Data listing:
-*-*-

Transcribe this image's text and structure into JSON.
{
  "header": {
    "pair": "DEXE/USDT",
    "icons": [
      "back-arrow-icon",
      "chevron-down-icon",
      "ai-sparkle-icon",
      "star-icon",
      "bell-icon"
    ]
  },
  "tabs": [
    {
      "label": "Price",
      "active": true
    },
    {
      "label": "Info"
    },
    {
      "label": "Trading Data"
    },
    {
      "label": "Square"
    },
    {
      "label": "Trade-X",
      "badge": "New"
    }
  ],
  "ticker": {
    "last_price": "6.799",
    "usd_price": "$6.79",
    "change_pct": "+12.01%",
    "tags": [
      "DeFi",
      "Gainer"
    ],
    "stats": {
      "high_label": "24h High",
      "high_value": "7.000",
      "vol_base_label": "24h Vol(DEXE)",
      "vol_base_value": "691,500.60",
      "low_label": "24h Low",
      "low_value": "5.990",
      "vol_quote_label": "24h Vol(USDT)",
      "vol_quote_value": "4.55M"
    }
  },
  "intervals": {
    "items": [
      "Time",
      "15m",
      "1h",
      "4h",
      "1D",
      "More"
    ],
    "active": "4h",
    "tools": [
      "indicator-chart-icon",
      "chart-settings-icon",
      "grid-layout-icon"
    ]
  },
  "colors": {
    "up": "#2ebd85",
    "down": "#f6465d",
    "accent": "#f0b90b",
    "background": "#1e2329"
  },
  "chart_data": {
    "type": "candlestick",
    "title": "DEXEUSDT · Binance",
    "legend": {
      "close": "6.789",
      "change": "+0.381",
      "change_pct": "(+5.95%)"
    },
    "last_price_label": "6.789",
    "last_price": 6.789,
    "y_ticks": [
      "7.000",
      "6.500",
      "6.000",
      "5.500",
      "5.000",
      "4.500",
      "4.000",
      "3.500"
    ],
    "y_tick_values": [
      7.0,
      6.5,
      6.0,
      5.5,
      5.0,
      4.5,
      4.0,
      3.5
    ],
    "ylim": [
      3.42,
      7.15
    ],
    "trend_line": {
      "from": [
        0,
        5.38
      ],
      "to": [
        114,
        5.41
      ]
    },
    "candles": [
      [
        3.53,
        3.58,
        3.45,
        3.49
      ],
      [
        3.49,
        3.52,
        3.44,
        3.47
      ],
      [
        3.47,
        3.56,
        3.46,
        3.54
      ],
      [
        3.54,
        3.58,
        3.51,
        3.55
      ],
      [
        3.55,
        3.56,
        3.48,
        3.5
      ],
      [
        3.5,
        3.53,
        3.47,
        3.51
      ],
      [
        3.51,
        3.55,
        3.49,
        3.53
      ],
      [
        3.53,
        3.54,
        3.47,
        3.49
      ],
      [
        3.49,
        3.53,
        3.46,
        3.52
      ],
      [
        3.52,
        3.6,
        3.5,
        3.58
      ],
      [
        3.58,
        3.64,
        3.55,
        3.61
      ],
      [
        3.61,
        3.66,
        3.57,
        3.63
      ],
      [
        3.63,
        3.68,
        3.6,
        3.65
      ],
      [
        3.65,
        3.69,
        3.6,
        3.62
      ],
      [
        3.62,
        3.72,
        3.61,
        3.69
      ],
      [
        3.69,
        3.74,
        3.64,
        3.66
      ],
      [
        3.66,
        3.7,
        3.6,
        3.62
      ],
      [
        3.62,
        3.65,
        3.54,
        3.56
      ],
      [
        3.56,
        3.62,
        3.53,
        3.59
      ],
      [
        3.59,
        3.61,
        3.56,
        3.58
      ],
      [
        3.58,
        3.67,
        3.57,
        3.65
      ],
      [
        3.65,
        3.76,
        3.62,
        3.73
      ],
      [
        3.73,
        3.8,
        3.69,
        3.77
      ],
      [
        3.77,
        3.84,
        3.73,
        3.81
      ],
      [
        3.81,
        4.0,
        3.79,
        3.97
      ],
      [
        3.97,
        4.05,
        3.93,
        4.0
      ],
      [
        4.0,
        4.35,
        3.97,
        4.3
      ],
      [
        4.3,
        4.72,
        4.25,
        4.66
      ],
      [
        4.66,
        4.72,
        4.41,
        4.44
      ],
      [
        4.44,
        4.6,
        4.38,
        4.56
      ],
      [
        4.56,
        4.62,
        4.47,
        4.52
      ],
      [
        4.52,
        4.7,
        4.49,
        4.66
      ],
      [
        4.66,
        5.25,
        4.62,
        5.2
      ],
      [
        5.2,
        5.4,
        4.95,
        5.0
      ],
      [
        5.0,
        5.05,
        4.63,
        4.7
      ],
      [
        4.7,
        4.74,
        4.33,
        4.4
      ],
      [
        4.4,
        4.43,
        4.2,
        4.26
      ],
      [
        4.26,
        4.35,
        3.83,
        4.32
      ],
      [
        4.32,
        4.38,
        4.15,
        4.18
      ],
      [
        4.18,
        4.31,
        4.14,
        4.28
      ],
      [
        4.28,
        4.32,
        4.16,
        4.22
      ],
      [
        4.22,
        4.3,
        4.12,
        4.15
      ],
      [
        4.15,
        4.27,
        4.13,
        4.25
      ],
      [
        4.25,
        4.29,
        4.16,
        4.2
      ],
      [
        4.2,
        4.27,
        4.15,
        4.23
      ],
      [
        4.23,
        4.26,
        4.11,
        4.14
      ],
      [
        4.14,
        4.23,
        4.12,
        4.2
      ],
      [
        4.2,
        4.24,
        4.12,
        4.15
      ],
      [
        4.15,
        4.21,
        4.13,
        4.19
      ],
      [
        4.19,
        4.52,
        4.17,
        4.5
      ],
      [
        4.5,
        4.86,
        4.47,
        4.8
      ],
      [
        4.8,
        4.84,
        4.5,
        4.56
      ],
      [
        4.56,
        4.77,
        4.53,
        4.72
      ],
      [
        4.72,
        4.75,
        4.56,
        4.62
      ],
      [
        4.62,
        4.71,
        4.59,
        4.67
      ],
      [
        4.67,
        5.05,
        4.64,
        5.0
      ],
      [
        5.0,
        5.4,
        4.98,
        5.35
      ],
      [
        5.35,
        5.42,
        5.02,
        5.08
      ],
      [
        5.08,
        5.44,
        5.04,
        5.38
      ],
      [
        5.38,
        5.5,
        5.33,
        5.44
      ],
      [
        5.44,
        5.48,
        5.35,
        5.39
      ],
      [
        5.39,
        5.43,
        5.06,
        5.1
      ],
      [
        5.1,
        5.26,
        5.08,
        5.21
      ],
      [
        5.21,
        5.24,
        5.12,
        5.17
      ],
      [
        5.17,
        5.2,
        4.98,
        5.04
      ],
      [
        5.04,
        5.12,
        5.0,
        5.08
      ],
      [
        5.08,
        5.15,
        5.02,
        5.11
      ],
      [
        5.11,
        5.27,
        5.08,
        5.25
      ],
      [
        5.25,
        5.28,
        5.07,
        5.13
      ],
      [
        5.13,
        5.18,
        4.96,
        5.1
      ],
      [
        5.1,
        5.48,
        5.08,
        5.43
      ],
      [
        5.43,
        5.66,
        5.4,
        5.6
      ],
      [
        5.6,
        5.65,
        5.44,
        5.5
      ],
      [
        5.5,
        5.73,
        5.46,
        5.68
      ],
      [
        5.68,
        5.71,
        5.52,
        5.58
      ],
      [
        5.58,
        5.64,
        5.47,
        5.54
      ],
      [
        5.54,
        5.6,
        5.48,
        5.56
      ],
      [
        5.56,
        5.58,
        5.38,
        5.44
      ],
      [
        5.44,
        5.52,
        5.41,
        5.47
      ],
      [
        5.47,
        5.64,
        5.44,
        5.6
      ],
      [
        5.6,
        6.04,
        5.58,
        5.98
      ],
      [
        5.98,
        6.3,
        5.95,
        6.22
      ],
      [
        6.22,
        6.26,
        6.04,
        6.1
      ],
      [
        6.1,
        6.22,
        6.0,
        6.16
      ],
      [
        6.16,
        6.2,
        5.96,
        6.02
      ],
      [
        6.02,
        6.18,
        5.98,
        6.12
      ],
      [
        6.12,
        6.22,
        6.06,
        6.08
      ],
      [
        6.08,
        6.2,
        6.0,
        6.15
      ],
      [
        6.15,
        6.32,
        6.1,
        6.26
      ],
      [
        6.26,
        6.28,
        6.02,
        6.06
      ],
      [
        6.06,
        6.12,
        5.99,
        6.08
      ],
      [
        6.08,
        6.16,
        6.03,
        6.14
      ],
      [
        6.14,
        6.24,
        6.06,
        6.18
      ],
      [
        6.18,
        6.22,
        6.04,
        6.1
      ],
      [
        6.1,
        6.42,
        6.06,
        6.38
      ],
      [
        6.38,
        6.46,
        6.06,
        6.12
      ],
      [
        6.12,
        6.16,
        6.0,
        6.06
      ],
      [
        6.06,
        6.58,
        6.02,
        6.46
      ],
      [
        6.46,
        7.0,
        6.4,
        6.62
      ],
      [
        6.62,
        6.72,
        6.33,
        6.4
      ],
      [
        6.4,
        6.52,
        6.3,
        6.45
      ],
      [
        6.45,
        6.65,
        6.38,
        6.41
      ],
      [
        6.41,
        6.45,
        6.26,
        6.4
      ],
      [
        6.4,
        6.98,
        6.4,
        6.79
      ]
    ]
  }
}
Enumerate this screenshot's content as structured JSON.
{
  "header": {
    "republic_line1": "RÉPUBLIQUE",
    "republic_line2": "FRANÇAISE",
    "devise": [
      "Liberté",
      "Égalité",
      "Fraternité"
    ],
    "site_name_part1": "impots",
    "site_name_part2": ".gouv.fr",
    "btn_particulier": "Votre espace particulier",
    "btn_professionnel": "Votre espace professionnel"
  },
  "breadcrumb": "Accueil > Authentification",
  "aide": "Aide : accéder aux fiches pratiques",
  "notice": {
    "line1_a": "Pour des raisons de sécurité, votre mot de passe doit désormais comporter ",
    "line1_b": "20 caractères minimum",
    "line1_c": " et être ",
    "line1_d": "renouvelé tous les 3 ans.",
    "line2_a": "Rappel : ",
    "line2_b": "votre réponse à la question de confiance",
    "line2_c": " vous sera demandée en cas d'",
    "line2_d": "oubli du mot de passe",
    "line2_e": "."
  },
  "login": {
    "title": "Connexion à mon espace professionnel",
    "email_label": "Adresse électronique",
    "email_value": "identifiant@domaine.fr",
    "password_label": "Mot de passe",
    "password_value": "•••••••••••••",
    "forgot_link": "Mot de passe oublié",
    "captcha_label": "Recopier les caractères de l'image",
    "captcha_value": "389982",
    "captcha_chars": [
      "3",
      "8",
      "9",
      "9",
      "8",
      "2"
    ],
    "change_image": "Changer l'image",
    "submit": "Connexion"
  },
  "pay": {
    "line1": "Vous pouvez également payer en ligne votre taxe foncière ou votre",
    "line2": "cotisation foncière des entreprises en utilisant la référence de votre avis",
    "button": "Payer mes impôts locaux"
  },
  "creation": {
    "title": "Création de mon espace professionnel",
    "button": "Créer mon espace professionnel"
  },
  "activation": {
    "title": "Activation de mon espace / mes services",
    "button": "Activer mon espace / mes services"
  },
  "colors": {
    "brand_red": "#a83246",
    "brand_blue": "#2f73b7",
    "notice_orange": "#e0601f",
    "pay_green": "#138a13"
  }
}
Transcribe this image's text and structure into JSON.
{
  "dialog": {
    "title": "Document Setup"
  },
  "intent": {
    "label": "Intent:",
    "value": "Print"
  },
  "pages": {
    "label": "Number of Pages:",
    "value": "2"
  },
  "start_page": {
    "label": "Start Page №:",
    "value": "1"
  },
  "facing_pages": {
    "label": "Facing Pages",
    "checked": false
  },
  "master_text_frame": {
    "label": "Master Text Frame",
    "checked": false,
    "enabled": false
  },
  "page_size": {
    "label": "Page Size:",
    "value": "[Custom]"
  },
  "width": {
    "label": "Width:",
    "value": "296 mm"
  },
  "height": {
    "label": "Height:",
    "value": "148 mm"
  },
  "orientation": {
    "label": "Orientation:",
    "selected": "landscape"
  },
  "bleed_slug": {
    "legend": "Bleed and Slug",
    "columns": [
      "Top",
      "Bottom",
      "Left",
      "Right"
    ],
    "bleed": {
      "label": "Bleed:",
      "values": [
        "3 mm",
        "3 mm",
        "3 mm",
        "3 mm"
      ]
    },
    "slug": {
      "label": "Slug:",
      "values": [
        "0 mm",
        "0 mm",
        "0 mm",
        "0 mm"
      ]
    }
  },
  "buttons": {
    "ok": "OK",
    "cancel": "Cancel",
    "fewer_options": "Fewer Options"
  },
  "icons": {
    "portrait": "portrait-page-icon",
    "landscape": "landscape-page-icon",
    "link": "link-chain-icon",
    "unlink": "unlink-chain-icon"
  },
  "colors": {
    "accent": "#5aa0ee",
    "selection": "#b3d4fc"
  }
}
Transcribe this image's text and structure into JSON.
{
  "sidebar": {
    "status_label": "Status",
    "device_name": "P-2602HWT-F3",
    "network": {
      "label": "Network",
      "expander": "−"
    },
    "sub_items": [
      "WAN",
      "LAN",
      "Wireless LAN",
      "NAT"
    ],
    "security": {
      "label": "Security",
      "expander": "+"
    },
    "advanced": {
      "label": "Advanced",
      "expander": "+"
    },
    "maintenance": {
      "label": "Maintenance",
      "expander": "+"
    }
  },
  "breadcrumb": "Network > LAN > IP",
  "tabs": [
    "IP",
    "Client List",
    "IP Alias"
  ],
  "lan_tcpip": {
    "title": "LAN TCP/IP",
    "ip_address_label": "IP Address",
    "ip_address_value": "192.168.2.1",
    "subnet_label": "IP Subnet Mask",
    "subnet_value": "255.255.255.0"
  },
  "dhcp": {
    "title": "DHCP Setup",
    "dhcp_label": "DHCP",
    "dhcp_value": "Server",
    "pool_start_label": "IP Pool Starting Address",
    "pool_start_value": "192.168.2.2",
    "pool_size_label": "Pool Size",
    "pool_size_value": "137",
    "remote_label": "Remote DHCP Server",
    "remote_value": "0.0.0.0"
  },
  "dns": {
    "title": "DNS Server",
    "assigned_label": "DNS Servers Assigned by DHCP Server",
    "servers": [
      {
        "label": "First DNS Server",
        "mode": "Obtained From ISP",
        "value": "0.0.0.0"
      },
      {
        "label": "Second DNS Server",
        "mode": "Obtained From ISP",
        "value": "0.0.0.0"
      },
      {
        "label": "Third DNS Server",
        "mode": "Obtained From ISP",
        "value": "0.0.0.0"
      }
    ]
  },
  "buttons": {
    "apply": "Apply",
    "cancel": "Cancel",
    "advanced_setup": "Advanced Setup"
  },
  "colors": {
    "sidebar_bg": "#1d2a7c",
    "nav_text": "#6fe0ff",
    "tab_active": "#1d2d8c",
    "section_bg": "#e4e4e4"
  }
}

-*-*-

Gather each line in the data that holds the string "passe".

    "line1_a": "Pour des raisons de sécurité, votre mot de passe doit désormais comporter ",
    "line2_d": "oubli du mot de passe",
    "password_label": "Mot de passe",
    "forgot_link": "Mot de passe oublié",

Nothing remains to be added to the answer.